Tally the lines of the data that include the word "Height" and state the total, nothing else.
********
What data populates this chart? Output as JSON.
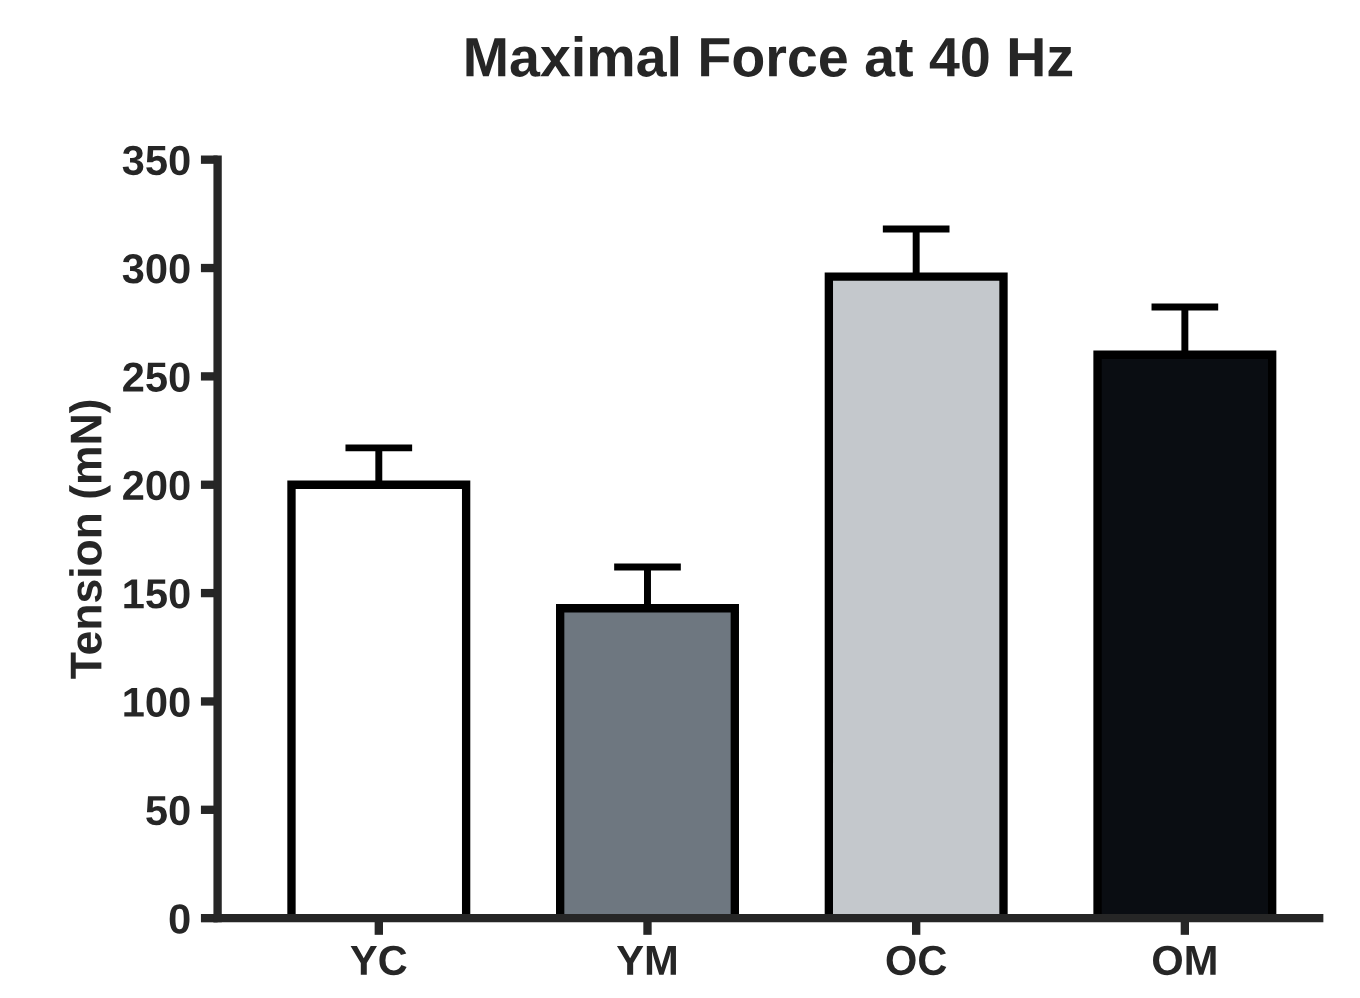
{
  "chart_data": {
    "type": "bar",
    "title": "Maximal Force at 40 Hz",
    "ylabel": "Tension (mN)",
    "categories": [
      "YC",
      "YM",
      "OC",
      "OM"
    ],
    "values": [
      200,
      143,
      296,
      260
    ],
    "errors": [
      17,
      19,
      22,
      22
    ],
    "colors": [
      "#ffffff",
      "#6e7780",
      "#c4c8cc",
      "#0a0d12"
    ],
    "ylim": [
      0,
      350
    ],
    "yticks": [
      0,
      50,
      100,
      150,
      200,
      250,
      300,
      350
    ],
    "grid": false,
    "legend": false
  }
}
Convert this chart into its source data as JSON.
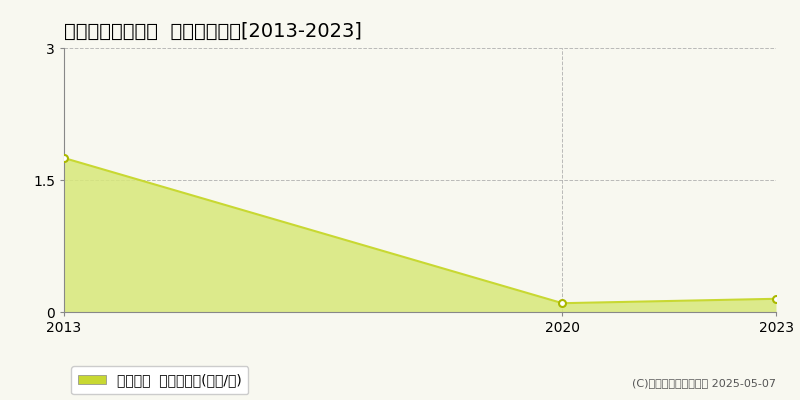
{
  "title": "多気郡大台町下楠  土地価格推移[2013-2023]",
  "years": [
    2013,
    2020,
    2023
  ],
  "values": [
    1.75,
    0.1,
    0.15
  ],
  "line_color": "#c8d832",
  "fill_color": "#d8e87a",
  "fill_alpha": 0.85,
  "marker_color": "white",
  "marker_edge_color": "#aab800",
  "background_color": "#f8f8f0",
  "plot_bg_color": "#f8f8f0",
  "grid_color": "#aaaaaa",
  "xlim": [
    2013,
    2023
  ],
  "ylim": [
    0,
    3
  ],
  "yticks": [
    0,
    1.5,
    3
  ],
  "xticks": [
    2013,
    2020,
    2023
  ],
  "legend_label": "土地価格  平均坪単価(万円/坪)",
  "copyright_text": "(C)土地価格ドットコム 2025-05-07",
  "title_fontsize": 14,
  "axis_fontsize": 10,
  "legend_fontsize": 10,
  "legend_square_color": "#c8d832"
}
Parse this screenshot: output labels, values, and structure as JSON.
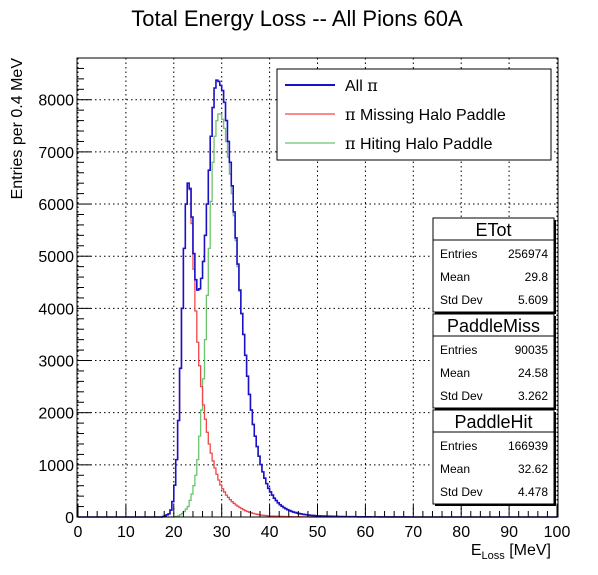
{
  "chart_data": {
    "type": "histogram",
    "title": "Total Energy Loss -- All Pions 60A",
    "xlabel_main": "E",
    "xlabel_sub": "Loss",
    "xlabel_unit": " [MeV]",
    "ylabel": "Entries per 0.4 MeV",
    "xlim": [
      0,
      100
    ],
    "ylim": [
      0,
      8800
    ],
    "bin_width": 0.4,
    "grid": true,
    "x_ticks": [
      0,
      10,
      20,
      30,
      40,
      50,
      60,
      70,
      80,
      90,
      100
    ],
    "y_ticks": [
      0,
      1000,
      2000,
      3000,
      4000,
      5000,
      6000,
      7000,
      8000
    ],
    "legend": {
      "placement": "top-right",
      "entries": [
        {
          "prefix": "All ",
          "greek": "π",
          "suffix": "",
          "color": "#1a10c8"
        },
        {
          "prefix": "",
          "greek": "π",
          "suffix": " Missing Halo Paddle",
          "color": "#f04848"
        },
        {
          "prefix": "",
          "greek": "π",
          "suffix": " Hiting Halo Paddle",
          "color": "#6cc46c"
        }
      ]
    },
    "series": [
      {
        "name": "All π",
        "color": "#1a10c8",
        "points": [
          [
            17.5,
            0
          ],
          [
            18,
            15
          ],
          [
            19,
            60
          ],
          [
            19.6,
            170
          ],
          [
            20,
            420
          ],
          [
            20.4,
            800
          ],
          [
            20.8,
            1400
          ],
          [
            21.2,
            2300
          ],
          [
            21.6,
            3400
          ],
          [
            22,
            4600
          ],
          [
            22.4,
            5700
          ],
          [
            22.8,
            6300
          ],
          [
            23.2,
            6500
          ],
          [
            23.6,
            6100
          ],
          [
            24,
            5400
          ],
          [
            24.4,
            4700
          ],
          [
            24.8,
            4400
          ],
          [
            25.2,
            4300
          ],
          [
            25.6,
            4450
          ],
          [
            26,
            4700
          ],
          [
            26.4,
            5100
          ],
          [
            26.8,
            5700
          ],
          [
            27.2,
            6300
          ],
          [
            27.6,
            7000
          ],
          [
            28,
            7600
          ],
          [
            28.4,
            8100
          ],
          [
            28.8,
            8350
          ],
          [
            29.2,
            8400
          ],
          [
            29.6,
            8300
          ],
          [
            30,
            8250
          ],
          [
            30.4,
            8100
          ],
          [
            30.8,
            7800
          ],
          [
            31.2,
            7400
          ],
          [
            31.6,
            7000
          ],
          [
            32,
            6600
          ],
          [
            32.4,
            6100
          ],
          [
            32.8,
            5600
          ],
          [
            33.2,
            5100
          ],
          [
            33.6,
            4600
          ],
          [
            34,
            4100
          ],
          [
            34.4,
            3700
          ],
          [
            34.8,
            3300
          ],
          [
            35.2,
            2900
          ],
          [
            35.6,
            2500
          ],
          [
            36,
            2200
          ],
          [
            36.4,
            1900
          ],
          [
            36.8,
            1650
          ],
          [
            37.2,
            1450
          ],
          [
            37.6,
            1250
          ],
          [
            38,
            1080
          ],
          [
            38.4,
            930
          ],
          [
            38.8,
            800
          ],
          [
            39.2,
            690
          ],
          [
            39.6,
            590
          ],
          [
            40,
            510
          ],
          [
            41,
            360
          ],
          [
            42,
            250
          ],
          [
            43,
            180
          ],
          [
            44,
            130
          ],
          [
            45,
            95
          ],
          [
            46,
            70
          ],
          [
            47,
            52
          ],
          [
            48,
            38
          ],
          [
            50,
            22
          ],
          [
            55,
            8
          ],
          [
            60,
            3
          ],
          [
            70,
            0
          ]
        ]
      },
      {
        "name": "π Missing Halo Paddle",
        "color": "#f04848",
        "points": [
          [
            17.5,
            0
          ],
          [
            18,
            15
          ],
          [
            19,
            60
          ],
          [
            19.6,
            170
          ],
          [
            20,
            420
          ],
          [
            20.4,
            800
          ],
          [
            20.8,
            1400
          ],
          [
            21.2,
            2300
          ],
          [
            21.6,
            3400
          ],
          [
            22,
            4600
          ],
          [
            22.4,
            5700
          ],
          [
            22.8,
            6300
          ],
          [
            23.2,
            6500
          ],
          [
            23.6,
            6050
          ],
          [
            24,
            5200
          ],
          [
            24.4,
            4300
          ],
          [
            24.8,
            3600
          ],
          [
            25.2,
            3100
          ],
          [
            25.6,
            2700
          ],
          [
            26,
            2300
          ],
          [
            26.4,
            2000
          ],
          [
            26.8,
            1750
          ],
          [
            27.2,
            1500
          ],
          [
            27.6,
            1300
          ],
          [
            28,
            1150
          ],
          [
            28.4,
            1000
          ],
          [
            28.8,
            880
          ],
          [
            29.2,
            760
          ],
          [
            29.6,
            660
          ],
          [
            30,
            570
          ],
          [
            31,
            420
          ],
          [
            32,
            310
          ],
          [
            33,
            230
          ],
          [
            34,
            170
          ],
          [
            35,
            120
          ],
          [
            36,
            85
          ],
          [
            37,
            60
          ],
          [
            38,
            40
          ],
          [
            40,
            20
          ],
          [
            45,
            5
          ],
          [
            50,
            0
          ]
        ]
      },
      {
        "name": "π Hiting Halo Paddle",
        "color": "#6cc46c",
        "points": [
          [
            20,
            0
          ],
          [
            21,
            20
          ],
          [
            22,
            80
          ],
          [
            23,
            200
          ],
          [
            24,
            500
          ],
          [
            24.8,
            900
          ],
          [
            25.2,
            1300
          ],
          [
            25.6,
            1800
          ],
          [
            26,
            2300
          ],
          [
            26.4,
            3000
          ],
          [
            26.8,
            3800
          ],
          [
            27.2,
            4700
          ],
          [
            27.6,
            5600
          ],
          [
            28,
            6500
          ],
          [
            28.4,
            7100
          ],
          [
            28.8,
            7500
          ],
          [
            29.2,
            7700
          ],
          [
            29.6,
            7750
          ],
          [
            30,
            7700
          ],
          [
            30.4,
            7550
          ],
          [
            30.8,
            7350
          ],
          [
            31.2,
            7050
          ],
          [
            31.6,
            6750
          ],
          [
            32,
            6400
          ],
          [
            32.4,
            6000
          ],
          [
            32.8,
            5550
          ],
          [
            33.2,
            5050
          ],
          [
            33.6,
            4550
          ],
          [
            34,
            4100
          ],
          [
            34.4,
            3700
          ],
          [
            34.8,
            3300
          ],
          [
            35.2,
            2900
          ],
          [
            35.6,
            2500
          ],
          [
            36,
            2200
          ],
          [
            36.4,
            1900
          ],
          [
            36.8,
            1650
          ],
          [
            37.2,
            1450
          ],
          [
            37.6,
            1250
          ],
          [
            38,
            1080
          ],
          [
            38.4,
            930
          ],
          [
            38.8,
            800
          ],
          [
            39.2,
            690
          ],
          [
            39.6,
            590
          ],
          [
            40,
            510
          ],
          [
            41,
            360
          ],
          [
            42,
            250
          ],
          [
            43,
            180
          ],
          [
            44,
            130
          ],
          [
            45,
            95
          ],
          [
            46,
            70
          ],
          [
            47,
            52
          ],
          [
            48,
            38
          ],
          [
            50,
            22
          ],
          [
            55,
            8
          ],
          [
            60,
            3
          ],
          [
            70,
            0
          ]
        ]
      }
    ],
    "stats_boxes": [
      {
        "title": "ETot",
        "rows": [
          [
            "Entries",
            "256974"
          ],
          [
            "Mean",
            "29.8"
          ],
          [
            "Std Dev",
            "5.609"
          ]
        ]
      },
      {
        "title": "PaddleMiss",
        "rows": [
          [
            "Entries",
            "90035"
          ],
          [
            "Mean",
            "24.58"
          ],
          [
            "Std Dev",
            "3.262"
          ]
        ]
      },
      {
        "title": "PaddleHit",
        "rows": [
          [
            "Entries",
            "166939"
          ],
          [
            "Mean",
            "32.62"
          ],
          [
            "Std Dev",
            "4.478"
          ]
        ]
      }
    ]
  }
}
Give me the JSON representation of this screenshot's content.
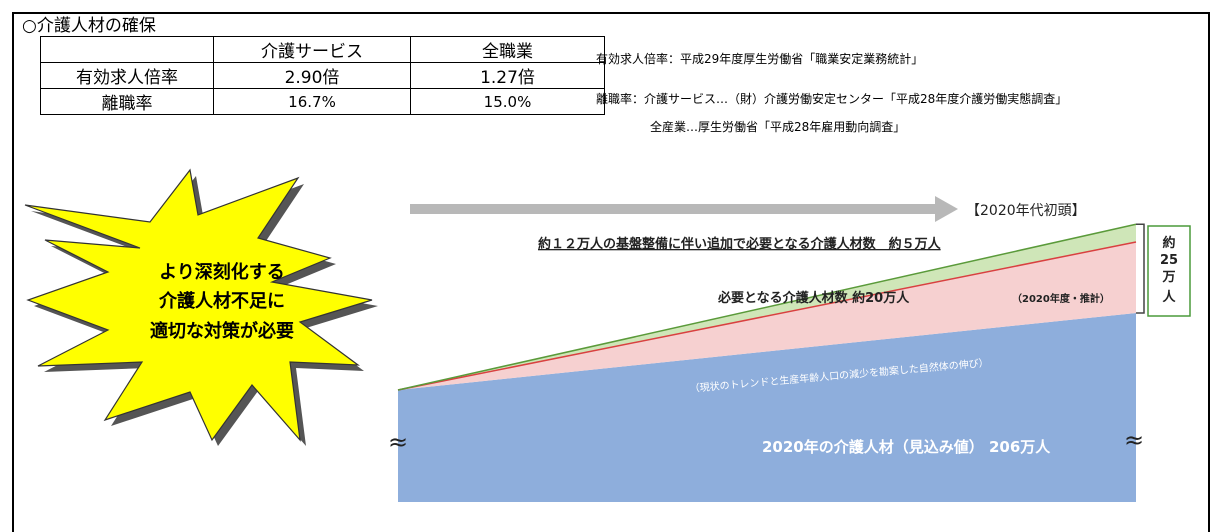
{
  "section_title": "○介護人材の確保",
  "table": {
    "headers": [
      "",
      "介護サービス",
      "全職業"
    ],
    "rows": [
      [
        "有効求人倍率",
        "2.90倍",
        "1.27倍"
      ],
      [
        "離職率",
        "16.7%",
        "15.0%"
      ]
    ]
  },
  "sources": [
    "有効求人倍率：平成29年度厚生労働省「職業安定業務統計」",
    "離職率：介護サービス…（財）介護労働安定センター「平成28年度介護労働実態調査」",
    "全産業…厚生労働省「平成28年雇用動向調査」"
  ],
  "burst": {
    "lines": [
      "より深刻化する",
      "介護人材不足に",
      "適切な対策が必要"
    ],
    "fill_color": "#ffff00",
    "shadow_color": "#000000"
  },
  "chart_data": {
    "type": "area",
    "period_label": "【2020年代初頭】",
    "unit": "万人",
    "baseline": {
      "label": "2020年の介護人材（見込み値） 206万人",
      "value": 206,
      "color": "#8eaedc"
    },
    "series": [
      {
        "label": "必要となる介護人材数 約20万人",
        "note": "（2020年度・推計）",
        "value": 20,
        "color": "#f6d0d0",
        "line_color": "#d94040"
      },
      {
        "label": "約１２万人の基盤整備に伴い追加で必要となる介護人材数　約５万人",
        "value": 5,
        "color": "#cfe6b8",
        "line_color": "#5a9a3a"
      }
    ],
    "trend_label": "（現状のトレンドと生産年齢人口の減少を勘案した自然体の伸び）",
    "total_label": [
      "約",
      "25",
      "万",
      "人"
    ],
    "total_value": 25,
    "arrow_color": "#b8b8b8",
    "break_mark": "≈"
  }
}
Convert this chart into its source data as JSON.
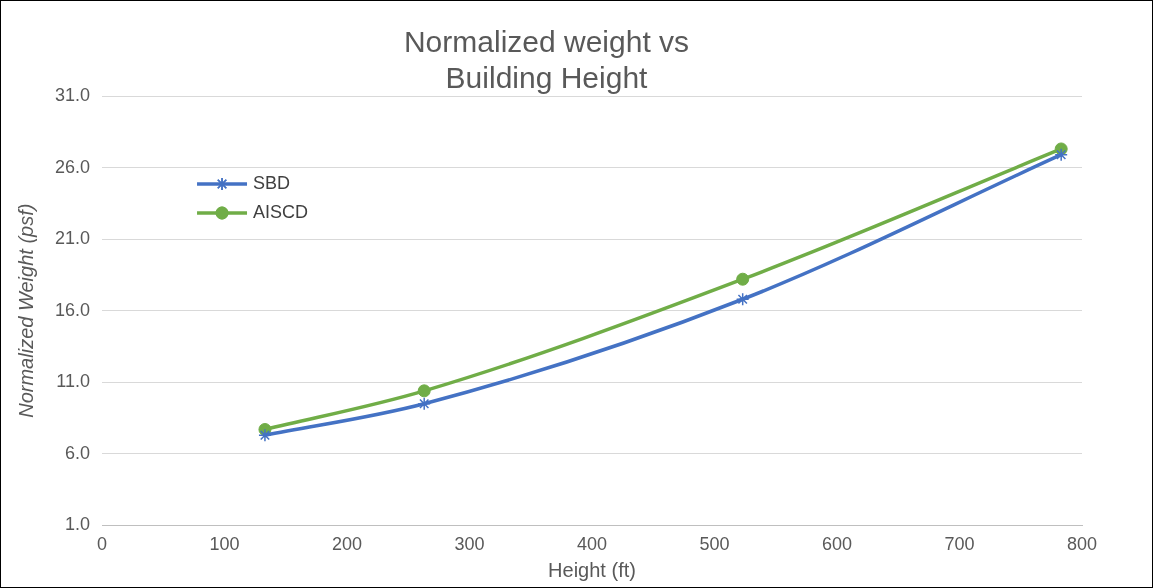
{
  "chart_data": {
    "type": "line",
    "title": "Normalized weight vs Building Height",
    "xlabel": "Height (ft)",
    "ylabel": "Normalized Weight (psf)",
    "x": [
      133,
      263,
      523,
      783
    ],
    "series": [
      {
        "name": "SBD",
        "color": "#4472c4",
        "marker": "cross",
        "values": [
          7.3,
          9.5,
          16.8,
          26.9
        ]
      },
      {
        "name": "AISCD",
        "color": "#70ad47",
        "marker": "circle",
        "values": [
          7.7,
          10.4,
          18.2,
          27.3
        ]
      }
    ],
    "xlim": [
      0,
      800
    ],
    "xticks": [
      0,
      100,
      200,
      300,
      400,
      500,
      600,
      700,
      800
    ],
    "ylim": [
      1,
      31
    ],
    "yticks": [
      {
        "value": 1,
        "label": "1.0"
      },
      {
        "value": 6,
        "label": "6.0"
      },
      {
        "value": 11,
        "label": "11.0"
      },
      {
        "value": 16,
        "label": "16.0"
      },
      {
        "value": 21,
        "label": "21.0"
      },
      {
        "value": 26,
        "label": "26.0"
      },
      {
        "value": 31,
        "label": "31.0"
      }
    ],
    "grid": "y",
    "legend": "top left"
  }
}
********
RESPONSE TO THE EXERCISE: 2